- [TASK GOAL] Take every line from the material that has the word "text" in it.

- [RECORDS]
--- START ---

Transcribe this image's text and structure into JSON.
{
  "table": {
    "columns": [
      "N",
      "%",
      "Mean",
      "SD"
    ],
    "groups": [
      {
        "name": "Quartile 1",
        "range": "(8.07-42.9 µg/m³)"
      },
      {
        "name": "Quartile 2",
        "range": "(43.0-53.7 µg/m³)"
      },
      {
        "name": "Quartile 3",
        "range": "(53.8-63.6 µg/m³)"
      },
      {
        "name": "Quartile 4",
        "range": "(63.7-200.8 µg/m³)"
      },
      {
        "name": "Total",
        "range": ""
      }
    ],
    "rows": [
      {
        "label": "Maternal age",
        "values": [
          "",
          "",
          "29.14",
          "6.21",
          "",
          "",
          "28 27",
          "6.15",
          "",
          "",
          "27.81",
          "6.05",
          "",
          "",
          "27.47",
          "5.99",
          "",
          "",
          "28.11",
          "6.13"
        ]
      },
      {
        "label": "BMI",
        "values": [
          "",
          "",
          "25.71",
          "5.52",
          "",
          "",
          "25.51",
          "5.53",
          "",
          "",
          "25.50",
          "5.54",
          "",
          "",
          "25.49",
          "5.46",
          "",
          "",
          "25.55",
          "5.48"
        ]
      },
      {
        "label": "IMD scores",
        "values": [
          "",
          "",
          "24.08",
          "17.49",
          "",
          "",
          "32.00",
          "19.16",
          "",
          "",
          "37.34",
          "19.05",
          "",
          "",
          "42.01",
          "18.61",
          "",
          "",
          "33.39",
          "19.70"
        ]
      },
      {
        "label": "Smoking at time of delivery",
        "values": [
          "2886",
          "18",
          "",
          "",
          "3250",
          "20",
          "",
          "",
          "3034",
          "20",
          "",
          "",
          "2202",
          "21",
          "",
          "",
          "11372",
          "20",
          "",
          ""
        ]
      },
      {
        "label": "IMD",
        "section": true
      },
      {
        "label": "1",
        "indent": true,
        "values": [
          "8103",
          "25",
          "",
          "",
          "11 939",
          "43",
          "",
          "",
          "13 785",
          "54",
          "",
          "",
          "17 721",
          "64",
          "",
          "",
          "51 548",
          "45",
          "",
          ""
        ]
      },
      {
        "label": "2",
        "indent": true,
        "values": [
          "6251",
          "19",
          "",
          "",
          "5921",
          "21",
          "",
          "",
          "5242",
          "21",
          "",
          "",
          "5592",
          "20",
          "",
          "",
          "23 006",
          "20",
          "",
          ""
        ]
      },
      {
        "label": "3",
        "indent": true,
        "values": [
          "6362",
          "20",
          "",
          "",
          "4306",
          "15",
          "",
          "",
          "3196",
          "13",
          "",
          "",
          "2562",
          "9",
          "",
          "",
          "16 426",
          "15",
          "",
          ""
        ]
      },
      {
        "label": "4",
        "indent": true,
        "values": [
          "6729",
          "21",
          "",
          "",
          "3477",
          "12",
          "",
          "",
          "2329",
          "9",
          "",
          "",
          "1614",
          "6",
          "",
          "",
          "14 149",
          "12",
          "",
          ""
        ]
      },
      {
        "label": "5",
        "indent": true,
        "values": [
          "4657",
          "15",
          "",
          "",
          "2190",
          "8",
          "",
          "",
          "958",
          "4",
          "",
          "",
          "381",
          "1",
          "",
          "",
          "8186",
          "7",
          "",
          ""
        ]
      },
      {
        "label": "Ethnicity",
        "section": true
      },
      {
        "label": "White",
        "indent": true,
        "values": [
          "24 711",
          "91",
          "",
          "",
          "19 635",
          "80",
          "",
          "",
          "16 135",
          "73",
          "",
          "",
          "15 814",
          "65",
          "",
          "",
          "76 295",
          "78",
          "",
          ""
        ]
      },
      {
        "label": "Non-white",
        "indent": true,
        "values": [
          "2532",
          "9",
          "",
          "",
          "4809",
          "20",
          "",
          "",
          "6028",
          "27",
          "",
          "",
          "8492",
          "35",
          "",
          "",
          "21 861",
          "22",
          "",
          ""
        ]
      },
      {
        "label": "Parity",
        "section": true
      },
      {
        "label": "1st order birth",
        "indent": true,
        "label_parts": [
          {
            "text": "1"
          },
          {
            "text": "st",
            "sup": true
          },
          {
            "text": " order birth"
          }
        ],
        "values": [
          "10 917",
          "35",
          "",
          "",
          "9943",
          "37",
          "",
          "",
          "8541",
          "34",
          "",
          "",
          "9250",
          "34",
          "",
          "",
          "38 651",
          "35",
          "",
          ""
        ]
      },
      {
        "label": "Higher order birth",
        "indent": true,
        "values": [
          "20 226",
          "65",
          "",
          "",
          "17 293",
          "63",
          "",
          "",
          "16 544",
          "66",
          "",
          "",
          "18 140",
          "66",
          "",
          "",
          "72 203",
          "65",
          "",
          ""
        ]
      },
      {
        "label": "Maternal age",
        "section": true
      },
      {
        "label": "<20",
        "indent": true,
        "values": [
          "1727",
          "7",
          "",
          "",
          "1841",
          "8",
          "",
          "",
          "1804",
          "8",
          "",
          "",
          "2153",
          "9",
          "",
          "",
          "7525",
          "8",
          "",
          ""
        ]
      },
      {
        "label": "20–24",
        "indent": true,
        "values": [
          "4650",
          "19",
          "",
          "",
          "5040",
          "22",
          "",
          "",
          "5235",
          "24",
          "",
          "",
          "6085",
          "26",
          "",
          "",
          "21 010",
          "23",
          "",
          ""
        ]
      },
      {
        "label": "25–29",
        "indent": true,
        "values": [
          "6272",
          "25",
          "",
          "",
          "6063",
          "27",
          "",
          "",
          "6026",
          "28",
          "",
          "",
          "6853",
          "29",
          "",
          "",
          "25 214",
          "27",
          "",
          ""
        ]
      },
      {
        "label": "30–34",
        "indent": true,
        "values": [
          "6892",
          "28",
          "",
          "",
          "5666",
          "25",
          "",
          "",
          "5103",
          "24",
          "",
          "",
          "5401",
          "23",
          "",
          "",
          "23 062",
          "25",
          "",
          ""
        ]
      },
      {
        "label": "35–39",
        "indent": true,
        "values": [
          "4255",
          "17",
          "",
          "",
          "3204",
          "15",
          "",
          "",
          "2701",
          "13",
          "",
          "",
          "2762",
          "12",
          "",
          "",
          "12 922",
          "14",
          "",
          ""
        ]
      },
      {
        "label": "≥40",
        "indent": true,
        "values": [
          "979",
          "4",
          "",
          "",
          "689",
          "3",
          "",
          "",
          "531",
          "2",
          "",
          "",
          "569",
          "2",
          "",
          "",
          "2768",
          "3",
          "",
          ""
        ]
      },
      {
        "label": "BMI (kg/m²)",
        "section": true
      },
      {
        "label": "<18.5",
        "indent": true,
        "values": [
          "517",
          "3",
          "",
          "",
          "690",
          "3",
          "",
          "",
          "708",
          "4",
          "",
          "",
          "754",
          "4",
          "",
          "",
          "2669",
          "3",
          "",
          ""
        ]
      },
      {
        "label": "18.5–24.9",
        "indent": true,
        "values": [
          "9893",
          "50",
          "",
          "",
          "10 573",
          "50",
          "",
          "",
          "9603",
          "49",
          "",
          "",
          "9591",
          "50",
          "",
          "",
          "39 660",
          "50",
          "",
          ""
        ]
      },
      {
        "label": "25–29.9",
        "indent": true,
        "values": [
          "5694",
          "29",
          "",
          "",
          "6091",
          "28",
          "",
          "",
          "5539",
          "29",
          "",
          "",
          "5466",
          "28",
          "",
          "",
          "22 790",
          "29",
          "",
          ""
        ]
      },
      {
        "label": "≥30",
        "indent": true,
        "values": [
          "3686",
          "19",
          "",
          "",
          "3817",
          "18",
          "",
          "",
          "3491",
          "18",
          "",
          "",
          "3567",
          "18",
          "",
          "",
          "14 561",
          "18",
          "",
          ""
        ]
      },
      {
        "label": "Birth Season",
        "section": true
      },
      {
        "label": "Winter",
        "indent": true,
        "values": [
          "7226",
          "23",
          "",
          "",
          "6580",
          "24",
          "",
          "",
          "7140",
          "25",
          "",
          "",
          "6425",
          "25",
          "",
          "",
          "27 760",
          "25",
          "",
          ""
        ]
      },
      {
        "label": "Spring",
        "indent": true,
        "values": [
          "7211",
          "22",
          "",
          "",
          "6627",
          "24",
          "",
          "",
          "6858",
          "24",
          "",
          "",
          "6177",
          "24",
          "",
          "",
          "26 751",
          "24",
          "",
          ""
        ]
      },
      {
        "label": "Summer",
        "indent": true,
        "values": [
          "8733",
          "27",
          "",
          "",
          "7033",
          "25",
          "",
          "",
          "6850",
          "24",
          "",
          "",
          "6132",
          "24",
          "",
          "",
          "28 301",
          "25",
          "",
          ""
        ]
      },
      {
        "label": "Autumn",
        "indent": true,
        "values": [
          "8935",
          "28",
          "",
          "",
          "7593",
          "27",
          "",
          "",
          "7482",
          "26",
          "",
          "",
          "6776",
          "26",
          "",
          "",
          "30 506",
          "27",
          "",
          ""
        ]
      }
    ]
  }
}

--- END ---

- [PROBLEM SOLUTION]
Transcribe this image's text and structure into JSON.
            "text": "1"
            "text": "st",
            "text": " order birth"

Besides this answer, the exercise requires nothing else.